[START Material to process]

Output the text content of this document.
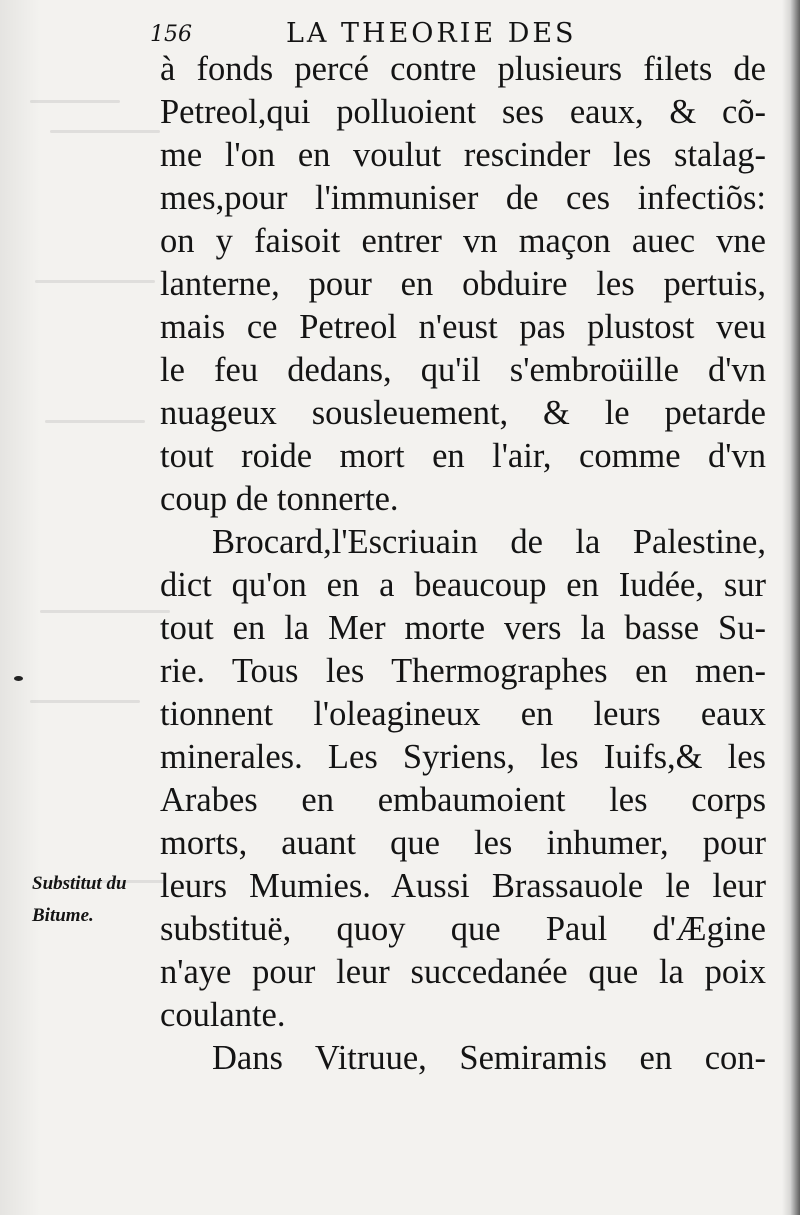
156	LA THEORIE DES
à fonds percé contre plusieurs filets de
Petreol,qui polluoient ses eaux, & cõ-
me l'on en voulut rescinder les stalag-
mes,pour l'immuniser de ces infectiõs:
on y faisoit entrer vn maçon auec vne
lanterne, pour en obduire les pertuis,
mais ce Petreol n'eust pas plustost veu
le feu dedans, qu'il s'embroüille d'vn
nuageux sousleuement, & le petarde
tout roide mort en l'air, comme d'vn
coup de tonnerte.
Brocard,l'Escriuain de la Palestine,
dict qu'on en a beaucoup en Iudée, sur
tout en la Mer morte vers la basse Su-
rie. Tous les Thermographes en men-
tionnent l'oleagineux en leurs eaux
minerales. Les Syriens, les Iuifs,& les
Arabes en embaumoient les corps
morts, auant que les inhumer, pour
leurs Mumies. Aussi Brassauole le leur
substituë, quoy que Paul d'Ægine
n'aye pour leur succedanée que la poix
coulante.
Dans Vitruue, Semiramis en con-
Substitut du
Bitume.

[END Material to process]

_Work to do_
Locate all lines that include the word "eaux" and copy them out.

_Exercise answer_
Petreol,qui polluoient ses eaux, & cõ-
tionnent l'oleagineux en leurs eaux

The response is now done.